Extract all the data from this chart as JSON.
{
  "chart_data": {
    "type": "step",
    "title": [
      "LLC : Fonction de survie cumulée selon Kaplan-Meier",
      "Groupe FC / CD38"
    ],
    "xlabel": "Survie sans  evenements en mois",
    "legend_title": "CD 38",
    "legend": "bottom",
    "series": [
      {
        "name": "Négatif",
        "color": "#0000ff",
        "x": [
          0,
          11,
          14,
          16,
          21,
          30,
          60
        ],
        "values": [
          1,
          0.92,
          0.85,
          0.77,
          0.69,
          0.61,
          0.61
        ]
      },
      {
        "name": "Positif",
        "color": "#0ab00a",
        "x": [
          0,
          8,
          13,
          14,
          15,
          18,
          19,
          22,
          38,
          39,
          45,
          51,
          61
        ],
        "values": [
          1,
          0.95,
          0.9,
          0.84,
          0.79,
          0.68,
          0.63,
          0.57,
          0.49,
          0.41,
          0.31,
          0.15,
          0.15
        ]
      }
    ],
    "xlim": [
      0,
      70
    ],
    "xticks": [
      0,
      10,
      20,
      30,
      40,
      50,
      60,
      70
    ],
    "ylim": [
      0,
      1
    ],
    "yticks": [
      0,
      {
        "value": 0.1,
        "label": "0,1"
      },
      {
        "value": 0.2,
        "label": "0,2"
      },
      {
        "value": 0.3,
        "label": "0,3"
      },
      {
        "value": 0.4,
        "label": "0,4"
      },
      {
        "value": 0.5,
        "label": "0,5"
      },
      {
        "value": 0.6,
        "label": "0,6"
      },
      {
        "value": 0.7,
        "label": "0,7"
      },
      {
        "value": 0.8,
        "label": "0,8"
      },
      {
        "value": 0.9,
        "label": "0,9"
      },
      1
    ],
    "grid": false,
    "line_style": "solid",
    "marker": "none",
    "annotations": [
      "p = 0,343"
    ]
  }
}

******

• Task to carry out
Write out the entries above once more, without altering anything.

• Completed task
Extract all the data from this chart as JSON.
{
  "chart_data": {
    "type": "step",
    "title": [
      "LLC : Fonction de survie cumulée selon Kaplan-Meier",
      "Groupe FC / CD38"
    ],
    "xlabel": "Survie sans  evenements en mois",
    "legend_title": "CD 38",
    "legend": "bottom",
    "series": [
      {
        "name": "Négatif",
        "color": "#0000ff",
        "x": [
          0,
          11,
          14,
          16,
          21,
          30,
          60
        ],
        "values": [
          1,
          0.92,
          0.85,
          0.77,
          0.69,
          0.61,
          0.61
        ]
      },
      {
        "name": "Positif",
        "color": "#0ab00a",
        "x": [
          0,
          8,
          13,
          14,
          15,
          18,
          19,
          22,
          38,
          39,
          45,
          51,
          61
        ],
        "values": [
          1,
          0.95,
          0.9,
          0.84,
          0.79,
          0.68,
          0.63,
          0.57,
          0.49,
          0.41,
          0.31,
          0.15,
          0.15
        ]
      }
    ],
    "xlim": [
      0,
      70
    ],
    "xticks": [
      0,
      10,
      20,
      30,
      40,
      50,
      60,
      70
    ],
    "ylim": [
      0,
      1
    ],
    "yticks": [
      0,
      {
        "value": 0.1,
        "label": "0,1"
      },
      {
        "value": 0.2,
        "label": "0,2"
      },
      {
        "value": 0.3,
        "label": "0,3"
      },
      {
        "value": 0.4,
        "label": "0,4"
      },
      {
        "value": 0.5,
        "label": "0,5"
      },
      {
        "value": 0.6,
        "label": "0,6"
      },
      {
        "value": 0.7,
        "label": "0,7"
      },
      {
        "value": 0.8,
        "label": "0,8"
      },
      {
        "value": 0.9,
        "label": "0,9"
      },
      1
    ],
    "grid": false,
    "line_style": "solid",
    "marker": "none",
    "annotations": [
      "p = 0,343"
    ]
  }
}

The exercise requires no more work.